◆ **Task directions**
Can you write out the whole listing exactly?

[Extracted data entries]
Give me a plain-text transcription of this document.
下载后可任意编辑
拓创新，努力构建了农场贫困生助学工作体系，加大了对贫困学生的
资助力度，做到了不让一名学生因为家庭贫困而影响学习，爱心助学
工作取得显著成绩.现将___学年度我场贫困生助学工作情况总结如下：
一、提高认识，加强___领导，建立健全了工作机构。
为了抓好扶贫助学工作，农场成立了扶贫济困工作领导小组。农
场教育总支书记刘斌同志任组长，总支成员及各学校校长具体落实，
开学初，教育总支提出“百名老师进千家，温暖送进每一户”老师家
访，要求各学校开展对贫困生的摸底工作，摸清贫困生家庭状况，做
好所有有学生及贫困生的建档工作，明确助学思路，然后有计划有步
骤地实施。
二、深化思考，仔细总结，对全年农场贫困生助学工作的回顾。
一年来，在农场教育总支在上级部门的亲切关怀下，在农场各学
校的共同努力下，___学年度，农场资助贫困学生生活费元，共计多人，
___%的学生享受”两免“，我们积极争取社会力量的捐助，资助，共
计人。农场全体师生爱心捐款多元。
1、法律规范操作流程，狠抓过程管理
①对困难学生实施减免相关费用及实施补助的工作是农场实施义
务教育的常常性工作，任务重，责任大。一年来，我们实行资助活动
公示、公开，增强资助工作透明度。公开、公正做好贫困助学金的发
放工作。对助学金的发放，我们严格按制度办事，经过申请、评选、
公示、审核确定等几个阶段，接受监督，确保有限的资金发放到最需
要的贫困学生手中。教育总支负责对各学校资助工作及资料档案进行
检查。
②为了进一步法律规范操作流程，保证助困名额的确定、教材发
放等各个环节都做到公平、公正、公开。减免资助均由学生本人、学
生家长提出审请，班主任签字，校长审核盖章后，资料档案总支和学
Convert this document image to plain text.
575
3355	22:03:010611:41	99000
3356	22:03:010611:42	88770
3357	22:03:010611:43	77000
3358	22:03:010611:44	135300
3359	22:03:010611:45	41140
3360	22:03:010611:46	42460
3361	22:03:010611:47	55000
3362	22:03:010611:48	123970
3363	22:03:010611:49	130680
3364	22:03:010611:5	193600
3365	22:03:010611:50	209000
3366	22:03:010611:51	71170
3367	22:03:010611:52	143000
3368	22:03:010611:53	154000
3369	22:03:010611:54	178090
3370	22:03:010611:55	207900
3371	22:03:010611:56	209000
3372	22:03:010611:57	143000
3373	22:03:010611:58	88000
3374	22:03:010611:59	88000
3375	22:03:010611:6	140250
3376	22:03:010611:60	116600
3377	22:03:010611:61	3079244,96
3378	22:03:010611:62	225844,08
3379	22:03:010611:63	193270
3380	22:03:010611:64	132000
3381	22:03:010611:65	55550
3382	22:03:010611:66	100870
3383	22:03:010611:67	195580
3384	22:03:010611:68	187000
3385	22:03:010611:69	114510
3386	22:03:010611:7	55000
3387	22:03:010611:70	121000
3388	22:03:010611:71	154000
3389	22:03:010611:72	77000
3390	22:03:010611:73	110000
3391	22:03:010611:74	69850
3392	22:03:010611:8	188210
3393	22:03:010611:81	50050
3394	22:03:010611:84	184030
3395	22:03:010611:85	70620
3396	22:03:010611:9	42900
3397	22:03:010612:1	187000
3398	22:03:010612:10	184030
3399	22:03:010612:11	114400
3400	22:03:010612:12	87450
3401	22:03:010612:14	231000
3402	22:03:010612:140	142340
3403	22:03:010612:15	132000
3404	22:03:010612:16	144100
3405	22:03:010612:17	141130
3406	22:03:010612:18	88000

◆ **Answer to the exercise**
Give me a plain-text transcription of this document.
下载后可任意编辑
拓创新，努力构建了农场贫困生助学工作体系，加大了对贫困学生的
资助力度，做到了不让一名学生因为家庭贫困而影响学习，爱心助学
工作取得显著成绩.现将___学年度我场贫困生助学工作情况总结如下：
一、提高认识，加强___领导，建立健全了工作机构。
为了抓好扶贫助学工作，农场成立了扶贫济困工作领导小组。农
场教育总支书记刘斌同志任组长，总支成员及各学校校长具体落实，
开学初，教育总支提出“百名老师进千家，温暖送进每一户”老师家
访，要求各学校开展对贫困生的摸底工作，摸清贫困生家庭状况，做
好所有有学生及贫困生的建档工作，明确助学思路，然后有计划有步
骤地实施。
二、深化思考，仔细总结，对全年农场贫困生助学工作的回顾。
一年来，在农场教育总支在上级部门的亲切关怀下，在农场各学
校的共同努力下，___学年度，农场资助贫困学生生活费元，共计多人，
___%的学生享受”两免“，我们积极争取社会力量的捐助，资助，共
计人。农场全体师生爱心捐款多元。
1、法律规范操作流程，狠抓过程管理
①对困难学生实施减免相关费用及实施补助的工作是农场实施义
务教育的常常性工作，任务重，责任大。一年来，我们实行资助活动
公示、公开，增强资助工作透明度。公开、公正做好贫困助学金的发
放工作。对助学金的发放，我们严格按制度办事，经过申请、评选、
公示、审核确定等几个阶段，接受监督，确保有限的资金发放到最需
要的贫困学生手中。教育总支负责对各学校资助工作及资料档案进行
检查。
②为了进一步法律规范操作流程，保证助困名额的确定、教材发
放等各个环节都做到公平、公正、公开。减免资助均由学生本人、学
生家长提出审请，班主任签字，校长审核盖章后，资料档案总支和学
Convert this document image to plain text.
575
3355	22:03:010611:41	99000
3356	22:03:010611:42	88770
3357	22:03:010611:43	77000
3358	22:03:010611:44	135300
3359	22:03:010611:45	41140
3360	22:03:010611:46	42460
3361	22:03:010611:47	55000
3362	22:03:010611:48	123970
3363	22:03:010611:49	130680
3364	22:03:010611:5	193600
3365	22:03:010611:50	209000
3366	22:03:010611:51	71170
3367	22:03:010611:52	143000
3368	22:03:010611:53	154000
3369	22:03:010611:54	178090
3370	22:03:010611:55	207900
3371	22:03:010611:56	209000
3372	22:03:010611:57	143000
3373	22:03:010611:58	88000
3374	22:03:010611:59	88000
3375	22:03:010611:6	140250
3376	22:03:010611:60	116600
3377	22:03:010611:61	3079244,96
3378	22:03:010611:62	225844,08
3379	22:03:010611:63	193270
3380	22:03:010611:64	132000
3381	22:03:010611:65	55550
3382	22:03:010611:66	100870
3383	22:03:010611:67	195580
3384	22:03:010611:68	187000
3385	22:03:010611:69	114510
3386	22:03:010611:7	55000
3387	22:03:010611:70	121000
3388	22:03:010611:71	154000
3389	22:03:010611:72	77000
3390	22:03:010611:73	110000
3391	22:03:010611:74	69850
3392	22:03:010611:8	188210
3393	22:03:010611:81	50050
3394	22:03:010611:84	184030
3395	22:03:010611:85	70620
3396	22:03:010611:9	42900
3397	22:03:010612:1	187000
3398	22:03:010612:10	184030
3399	22:03:010612:11	114400
3400	22:03:010612:12	87450
3401	22:03:010612:14	231000
3402	22:03:010612:140	142340
3403	22:03:010612:15	132000
3404	22:03:010612:16	144100
3405	22:03:010612:17	141130
3406	22:03:010612:18	88000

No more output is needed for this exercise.